GIVEN TASK: Retype all of the data. Every line must match exactly.
§
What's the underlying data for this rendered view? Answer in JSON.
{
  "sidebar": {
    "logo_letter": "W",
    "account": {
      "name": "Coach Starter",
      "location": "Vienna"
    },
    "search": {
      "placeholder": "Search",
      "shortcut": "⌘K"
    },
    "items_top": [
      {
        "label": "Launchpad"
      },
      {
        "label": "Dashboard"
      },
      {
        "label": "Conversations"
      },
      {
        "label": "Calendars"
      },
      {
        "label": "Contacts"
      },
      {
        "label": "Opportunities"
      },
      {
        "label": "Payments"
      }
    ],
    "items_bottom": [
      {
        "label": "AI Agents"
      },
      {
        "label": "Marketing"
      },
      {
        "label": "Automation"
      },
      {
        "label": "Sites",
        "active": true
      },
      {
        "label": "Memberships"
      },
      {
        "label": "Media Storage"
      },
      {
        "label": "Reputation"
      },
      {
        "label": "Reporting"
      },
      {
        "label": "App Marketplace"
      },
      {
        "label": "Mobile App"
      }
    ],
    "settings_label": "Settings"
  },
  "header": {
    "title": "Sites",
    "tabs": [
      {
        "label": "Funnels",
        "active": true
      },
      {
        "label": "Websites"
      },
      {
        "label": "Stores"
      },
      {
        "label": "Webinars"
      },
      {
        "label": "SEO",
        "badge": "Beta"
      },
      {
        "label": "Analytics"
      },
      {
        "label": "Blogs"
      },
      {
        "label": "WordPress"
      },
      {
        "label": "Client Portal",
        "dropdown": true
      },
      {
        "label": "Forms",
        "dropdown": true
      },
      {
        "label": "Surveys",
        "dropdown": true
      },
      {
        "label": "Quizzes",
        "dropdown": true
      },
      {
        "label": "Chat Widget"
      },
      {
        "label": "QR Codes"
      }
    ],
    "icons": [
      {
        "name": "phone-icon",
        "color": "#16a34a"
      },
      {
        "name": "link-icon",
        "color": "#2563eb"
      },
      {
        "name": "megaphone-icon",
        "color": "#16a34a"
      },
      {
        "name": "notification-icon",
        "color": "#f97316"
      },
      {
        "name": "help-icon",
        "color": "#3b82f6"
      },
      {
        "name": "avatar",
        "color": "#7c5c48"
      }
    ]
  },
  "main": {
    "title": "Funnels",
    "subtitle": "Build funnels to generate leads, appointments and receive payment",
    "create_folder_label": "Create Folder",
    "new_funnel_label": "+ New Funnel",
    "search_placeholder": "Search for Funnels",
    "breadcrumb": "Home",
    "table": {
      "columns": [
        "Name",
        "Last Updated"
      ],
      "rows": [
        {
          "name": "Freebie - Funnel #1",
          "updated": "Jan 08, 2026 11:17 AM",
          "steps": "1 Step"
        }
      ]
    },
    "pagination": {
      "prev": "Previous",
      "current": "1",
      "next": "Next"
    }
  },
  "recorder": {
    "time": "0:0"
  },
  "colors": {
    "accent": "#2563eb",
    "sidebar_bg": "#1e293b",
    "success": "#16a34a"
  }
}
§
SOLVED PROBLEM:
What's the underlying data for this rendered view? Answer in JSON.
{
  "sidebar": {
    "logo_letter": "W",
    "account": {
      "name": "Coach Starter",
      "location": "Vienna"
    },
    "search": {
      "placeholder": "Search",
      "shortcut": "⌘K"
    },
    "items_top": [
      {
        "label": "Launchpad"
      },
      {
        "label": "Dashboard"
      },
      {
        "label": "Conversations"
      },
      {
        "label": "Calendars"
      },
      {
        "label": "Contacts"
      },
      {
        "label": "Opportunities"
      },
      {
        "label": "Payments"
      }
    ],
    "items_bottom": [
      {
        "label": "AI Agents"
      },
      {
        "label": "Marketing"
      },
      {
        "label": "Automation"
      },
      {
        "label": "Sites",
        "active": true
      },
      {
        "label": "Memberships"
      },
      {
        "label": "Media Storage"
      },
      {
        "label": "Reputation"
      },
      {
        "label": "Reporting"
      },
      {
        "label": "App Marketplace"
      },
      {
        "label": "Mobile App"
      }
    ],
    "settings_label": "Settings"
  },
  "header": {
    "title": "Sites",
    "tabs": [
      {
        "label": "Funnels",
        "active": true
      },
      {
        "label": "Websites"
      },
      {
        "label": "Stores"
      },
      {
        "label": "Webinars"
      },
      {
        "label": "SEO",
        "badge": "Beta"
      },
      {
        "label": "Analytics"
      },
      {
        "label": "Blogs"
      },
      {
        "label": "WordPress"
      },
      {
        "label": "Client Portal",
        "dropdown": true
      },
      {
        "label": "Forms",
        "dropdown": true
      },
      {
        "label": "Surveys",
        "dropdown": true
      },
      {
        "label": "Quizzes",
        "dropdown": true
      },
      {
        "label": "Chat Widget"
      },
      {
        "label": "QR Codes"
      }
    ],
    "icons": [
      {
        "name": "phone-icon",
        "color": "#16a34a"
      },
      {
        "name": "link-icon",
        "color": "#2563eb"
      },
      {
        "name": "megaphone-icon",
        "color": "#16a34a"
      },
      {
        "name": "notification-icon",
        "color": "#f97316"
      },
      {
        "name": "help-icon",
        "color": "#3b82f6"
      },
      {
        "name": "avatar",
        "color": "#7c5c48"
      }
    ]
  },
  "main": {
    "title": "Funnels",
    "subtitle": "Build funnels to generate leads, appointments and receive payment",
    "create_folder_label": "Create Folder",
    "new_funnel_label": "+ New Funnel",
    "search_placeholder": "Search for Funnels",
    "breadcrumb": "Home",
    "table": {
      "columns": [
        "Name",
        "Last Updated"
      ],
      "rows": [
        {
          "name": "Freebie - Funnel #1",
          "updated": "Jan 08, 2026 11:17 AM",
          "steps": "1 Step"
        }
      ]
    },
    "pagination": {
      "prev": "Previous",
      "current": "1",
      "next": "Next"
    }
  },
  "recorder": {
    "time": "0:0"
  },
  "colors": {
    "accent": "#2563eb",
    "sidebar_bg": "#1e293b",
    "success": "#16a34a"
  }
}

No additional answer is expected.